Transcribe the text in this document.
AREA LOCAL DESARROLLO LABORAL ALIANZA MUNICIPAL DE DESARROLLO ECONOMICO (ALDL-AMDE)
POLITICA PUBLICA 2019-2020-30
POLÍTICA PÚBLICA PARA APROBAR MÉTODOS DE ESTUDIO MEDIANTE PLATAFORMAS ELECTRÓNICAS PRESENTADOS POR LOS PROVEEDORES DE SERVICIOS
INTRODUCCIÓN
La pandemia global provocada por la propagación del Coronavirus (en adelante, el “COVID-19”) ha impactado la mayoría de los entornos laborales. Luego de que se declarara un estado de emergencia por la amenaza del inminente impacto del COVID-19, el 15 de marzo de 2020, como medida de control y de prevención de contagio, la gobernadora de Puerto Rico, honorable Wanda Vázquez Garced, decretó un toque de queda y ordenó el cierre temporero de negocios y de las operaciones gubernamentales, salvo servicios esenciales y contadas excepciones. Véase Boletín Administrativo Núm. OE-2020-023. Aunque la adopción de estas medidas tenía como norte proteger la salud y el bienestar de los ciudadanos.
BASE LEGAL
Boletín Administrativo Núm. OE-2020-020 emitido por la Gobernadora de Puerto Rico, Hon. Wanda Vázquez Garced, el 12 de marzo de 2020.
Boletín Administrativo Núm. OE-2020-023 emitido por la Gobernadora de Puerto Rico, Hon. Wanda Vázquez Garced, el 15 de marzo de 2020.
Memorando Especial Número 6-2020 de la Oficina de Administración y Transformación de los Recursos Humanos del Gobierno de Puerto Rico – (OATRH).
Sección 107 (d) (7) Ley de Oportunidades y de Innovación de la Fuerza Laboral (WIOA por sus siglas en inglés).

■ **Problem to solve**: Could you restate every entry verbatim, please?

■ **Expected answer**:
Transcribe the text in this document.
AREA LOCAL DESARROLLO LABORAL ALIANZA MUNICIPAL DE DESARROLLO ECONOMICO (ALDL-AMDE)
POLITICA PUBLICA 2019-2020-30
POLÍTICA PÚBLICA PARA APROBAR MÉTODOS DE ESTUDIO MEDIANTE PLATAFORMAS ELECTRÓNICAS PRESENTADOS POR LOS PROVEEDORES DE SERVICIOS
INTRODUCCIÓN
La pandemia global provocada por la propagación del Coronavirus (en adelante, el “COVID-19”) ha impactado la mayoría de los entornos laborales. Luego de que se declarara un estado de emergencia por la amenaza del inminente impacto del COVID-19, el 15 de marzo de 2020, como medida de control y de prevención de contagio, la gobernadora de Puerto Rico, honorable Wanda Vázquez Garced, decretó un toque de queda y ordenó el cierre temporero de negocios y de las operaciones gubernamentales, salvo servicios esenciales y contadas excepciones. Véase Boletín Administrativo Núm. OE-2020-023. Aunque la adopción de estas medidas tenía como norte proteger la salud y el bienestar de los ciudadanos.
BASE LEGAL
Boletín Administrativo Núm. OE-2020-020 emitido por la Gobernadora de Puerto Rico, Hon. Wanda Vázquez Garced, el 12 de marzo de 2020.
Boletín Administrativo Núm. OE-2020-023 emitido por la Gobernadora de Puerto Rico, Hon. Wanda Vázquez Garced, el 15 de marzo de 2020.
Memorando Especial Número 6-2020 de la Oficina de Administración y Transformación de los Recursos Humanos del Gobierno de Puerto Rico – (OATRH).
Sección 107 (d) (7) Ley de Oportunidades y de Innovación de la Fuerza Laboral (WIOA por sus siglas en inglés).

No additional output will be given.